• TASK GOAL: Copy the records word for word, from their first line through the line holding "category-label: 4/b Sözleşmeli", with both of those lines included.

• DATA FOR THIS TASK:

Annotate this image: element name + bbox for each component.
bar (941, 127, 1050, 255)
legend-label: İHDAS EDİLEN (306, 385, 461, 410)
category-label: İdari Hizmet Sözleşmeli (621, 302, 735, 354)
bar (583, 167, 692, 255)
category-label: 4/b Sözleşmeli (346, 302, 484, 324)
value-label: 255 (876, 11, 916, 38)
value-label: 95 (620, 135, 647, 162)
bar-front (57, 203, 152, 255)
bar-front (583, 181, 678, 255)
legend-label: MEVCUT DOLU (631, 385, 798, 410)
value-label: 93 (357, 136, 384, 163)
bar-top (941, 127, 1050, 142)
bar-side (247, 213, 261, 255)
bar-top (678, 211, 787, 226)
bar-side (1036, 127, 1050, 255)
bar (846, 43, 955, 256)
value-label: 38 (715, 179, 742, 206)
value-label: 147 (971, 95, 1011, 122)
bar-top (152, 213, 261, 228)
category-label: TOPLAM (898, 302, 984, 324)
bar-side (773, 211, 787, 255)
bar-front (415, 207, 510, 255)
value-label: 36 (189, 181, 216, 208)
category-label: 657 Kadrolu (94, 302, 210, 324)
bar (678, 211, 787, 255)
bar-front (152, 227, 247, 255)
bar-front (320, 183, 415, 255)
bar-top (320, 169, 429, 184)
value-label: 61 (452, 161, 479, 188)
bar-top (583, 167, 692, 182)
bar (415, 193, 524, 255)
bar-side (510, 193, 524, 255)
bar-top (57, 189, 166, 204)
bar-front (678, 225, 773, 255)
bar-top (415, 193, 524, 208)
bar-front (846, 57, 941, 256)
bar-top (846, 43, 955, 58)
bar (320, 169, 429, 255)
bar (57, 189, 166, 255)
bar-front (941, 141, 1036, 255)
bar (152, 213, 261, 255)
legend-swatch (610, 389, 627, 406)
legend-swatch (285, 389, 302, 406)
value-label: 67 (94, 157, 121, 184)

• SOLUTION:
Annotate this image: element name + bbox for each component.
bar (941, 127, 1050, 255)
legend-label: İHDAS EDİLEN (306, 385, 461, 410)
category-label: İdari Hizmet Sözleşmeli (621, 302, 735, 354)
bar (583, 167, 692, 255)
category-label: 4/b Sözleşmeli (346, 302, 484, 324)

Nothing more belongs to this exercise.